_Exercise aim_
Where a line contains the string "Prof", copy that line.

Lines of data
——————————
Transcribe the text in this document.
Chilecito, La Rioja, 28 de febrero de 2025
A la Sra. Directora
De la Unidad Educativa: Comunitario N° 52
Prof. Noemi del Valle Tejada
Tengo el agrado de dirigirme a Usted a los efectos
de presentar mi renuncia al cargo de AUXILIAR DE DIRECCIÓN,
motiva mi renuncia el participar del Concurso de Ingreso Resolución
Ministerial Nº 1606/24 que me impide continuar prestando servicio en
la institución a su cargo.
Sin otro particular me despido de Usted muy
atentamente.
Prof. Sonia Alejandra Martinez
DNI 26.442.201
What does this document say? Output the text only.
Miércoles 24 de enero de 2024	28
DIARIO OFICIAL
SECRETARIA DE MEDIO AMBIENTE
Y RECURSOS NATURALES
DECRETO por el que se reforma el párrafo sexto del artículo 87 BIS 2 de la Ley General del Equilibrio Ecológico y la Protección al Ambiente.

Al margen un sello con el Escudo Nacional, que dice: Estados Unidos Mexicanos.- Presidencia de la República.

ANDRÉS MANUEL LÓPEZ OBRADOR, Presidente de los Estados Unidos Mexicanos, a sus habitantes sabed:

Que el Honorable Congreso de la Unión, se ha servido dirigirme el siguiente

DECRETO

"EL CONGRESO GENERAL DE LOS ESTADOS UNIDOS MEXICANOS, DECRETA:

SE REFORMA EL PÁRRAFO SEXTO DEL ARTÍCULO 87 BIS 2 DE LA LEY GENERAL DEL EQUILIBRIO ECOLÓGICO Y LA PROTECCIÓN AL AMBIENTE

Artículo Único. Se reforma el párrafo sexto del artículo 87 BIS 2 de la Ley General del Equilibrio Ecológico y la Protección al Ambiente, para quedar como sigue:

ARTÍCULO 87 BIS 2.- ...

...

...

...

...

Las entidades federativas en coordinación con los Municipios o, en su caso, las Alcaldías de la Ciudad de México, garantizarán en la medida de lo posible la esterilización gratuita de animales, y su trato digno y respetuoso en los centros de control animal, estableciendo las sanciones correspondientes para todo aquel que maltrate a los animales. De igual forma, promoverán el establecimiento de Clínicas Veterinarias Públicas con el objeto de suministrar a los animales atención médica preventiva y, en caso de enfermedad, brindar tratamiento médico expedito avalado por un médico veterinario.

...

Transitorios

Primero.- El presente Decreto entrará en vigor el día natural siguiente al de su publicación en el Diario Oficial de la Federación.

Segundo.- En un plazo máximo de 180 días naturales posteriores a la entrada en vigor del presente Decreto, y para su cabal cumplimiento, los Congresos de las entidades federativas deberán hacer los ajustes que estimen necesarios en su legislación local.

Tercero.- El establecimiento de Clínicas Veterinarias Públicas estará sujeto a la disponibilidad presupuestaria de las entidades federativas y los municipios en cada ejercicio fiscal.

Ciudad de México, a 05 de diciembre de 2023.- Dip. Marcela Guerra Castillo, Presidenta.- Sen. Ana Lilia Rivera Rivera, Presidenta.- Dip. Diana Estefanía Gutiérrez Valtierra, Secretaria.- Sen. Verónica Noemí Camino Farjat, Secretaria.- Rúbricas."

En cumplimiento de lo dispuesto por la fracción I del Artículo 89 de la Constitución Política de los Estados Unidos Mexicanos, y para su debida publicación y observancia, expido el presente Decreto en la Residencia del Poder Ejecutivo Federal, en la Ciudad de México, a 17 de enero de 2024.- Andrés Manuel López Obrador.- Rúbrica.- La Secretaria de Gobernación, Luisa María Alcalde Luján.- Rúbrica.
——————————
_Solved exercise_
Prof. Noemi del Valle Tejada
Prof. Sonia Alejandra Martinez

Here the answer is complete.